**AIM**
Go through the material below and count the lines with the string "следующей"; the number is the whole answer.

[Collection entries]

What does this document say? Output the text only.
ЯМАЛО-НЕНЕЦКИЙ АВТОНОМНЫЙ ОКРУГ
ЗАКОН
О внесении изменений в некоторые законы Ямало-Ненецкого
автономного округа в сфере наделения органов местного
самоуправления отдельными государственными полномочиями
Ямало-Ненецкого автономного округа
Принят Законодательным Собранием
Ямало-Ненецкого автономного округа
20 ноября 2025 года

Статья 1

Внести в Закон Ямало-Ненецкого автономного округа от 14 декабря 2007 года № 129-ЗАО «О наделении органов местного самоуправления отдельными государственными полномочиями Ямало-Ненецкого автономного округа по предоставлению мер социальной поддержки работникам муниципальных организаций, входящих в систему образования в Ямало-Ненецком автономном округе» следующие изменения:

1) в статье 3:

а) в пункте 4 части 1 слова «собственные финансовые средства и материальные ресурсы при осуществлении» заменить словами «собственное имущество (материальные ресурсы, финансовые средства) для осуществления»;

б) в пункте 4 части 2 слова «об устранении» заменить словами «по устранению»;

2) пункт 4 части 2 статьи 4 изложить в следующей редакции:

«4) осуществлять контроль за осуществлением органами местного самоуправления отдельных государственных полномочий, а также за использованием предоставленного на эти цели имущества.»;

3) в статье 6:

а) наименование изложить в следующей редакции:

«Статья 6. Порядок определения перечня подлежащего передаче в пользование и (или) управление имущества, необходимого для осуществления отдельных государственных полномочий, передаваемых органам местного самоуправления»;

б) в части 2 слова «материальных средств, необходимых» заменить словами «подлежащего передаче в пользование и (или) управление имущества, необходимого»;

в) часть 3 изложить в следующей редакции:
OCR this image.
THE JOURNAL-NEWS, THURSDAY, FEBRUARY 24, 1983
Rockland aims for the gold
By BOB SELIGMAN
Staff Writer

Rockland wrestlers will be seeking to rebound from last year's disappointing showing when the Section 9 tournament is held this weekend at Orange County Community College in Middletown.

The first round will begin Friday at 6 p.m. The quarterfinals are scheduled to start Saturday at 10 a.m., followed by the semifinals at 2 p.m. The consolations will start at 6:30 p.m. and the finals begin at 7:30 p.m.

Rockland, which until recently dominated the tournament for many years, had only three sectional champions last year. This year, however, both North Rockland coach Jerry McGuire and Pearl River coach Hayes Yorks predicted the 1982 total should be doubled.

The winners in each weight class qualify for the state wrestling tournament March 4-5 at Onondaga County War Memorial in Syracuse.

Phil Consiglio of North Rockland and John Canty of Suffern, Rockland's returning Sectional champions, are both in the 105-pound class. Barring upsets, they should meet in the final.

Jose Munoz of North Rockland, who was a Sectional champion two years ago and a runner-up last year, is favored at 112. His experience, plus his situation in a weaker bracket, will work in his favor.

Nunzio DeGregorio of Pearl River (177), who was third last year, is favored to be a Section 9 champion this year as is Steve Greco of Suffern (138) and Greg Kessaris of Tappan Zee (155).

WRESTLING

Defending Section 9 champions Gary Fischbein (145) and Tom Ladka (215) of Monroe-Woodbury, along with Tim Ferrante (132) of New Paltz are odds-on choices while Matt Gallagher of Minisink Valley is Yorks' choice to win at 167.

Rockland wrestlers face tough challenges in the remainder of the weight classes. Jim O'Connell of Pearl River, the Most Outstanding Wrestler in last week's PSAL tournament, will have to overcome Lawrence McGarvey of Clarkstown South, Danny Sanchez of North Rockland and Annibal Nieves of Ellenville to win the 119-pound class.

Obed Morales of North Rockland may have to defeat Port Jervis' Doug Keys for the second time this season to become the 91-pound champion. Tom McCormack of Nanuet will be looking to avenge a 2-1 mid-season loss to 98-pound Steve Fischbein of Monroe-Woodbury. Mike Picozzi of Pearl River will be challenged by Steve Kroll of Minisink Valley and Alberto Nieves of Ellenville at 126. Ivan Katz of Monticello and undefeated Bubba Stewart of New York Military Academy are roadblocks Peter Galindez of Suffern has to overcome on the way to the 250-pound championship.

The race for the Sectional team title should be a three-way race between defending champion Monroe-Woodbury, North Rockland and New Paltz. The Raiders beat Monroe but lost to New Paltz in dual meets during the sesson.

**RESULT OF THE EXERCISE**
3